### Exercise materials
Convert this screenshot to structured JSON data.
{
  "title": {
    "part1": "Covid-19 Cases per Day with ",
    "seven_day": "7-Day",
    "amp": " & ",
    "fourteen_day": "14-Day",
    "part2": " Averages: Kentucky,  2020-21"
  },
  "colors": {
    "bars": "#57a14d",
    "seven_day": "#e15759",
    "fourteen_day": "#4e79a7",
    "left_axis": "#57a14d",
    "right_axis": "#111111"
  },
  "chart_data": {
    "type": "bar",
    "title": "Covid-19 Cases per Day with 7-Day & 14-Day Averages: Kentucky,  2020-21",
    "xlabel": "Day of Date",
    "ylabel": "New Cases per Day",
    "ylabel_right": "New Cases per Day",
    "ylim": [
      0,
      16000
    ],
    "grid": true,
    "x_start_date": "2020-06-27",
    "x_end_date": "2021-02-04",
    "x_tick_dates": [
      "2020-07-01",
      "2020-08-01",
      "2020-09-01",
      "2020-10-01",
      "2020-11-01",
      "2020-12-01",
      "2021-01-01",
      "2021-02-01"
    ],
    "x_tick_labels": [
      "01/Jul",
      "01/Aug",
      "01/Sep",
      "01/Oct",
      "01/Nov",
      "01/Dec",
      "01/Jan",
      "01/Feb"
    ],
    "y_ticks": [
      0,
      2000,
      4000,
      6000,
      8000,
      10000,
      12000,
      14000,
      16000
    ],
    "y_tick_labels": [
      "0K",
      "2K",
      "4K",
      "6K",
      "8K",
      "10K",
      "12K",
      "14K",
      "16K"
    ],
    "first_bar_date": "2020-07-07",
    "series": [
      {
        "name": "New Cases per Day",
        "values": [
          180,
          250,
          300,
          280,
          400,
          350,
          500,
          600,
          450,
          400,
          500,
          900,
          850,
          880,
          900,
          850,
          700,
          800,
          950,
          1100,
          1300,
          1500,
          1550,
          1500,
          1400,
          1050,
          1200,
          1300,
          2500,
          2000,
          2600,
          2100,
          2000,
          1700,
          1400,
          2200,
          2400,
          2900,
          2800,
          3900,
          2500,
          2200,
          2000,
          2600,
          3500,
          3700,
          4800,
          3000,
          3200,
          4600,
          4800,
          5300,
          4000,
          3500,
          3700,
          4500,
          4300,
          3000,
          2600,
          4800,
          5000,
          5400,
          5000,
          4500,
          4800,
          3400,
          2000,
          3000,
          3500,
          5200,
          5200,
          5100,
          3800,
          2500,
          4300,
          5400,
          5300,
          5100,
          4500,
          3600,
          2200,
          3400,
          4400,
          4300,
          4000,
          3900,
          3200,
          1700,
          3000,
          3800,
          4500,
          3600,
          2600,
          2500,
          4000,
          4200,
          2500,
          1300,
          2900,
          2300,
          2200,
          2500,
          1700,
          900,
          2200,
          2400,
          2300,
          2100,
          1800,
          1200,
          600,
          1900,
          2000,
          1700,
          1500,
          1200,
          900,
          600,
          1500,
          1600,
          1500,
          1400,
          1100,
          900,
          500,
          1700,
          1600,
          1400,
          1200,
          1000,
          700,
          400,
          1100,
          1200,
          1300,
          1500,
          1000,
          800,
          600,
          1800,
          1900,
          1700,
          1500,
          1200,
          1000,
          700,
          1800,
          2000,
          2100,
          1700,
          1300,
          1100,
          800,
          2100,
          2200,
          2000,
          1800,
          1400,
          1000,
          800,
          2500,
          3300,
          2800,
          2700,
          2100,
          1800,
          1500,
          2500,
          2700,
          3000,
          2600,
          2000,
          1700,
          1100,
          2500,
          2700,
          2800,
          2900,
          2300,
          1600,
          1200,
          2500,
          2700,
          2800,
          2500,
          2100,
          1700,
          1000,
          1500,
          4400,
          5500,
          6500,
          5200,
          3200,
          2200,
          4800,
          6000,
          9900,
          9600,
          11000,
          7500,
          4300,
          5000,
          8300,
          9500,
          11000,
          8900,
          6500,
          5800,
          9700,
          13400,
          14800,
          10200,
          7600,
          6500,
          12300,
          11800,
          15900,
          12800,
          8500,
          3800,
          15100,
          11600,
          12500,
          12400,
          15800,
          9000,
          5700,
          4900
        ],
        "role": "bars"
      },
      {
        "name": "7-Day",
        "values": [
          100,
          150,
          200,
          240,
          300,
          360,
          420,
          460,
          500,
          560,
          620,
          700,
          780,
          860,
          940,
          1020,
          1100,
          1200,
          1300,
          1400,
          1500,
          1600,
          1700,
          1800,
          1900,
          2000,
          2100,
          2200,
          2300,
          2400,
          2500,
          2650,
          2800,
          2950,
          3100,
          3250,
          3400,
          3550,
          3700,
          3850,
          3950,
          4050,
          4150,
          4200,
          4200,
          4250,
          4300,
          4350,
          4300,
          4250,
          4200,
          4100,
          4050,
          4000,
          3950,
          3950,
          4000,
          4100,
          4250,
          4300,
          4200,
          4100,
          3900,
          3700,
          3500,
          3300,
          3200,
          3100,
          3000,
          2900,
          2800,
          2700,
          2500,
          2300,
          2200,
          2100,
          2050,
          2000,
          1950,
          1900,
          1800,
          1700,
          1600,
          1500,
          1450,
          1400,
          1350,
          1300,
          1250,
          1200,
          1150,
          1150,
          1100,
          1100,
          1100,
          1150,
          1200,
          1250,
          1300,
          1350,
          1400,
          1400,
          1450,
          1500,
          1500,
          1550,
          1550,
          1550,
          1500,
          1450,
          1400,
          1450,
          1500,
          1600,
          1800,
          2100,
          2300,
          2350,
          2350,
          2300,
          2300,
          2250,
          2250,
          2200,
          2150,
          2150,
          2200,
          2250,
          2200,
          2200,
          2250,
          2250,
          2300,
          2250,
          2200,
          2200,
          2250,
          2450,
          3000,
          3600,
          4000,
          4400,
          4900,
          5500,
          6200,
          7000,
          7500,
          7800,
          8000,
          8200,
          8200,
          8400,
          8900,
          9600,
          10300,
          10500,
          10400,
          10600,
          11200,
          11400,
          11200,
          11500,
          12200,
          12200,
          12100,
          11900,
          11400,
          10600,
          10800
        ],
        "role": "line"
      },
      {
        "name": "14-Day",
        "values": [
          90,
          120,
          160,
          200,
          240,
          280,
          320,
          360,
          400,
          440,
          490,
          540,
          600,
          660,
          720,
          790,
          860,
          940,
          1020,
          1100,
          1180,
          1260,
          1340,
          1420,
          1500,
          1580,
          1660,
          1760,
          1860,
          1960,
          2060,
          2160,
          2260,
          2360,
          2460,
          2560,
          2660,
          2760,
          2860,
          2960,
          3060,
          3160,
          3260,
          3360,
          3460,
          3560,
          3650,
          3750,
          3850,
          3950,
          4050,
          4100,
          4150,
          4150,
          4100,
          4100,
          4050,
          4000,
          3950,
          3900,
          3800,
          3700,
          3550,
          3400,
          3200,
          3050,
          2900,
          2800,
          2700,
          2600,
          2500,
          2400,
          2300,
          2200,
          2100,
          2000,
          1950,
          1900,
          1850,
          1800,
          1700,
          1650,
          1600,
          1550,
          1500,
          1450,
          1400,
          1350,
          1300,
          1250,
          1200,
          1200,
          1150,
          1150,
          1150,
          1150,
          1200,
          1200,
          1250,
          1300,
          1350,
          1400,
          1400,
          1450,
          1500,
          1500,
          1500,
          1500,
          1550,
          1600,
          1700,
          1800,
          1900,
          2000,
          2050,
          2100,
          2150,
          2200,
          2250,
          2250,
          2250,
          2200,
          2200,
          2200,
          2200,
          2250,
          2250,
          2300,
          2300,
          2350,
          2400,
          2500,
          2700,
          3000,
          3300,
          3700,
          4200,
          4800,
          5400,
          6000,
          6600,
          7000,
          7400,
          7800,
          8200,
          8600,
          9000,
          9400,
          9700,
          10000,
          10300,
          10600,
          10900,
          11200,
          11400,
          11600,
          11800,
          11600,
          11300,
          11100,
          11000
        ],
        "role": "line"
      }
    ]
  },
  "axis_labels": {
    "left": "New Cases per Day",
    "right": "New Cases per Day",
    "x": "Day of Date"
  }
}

### Given request
Pick out and copy the lines of the material that include the word "name".

### Task result
        "name": "New Cases per Day",
        "name": "7-Day",
        "name": "14-Day",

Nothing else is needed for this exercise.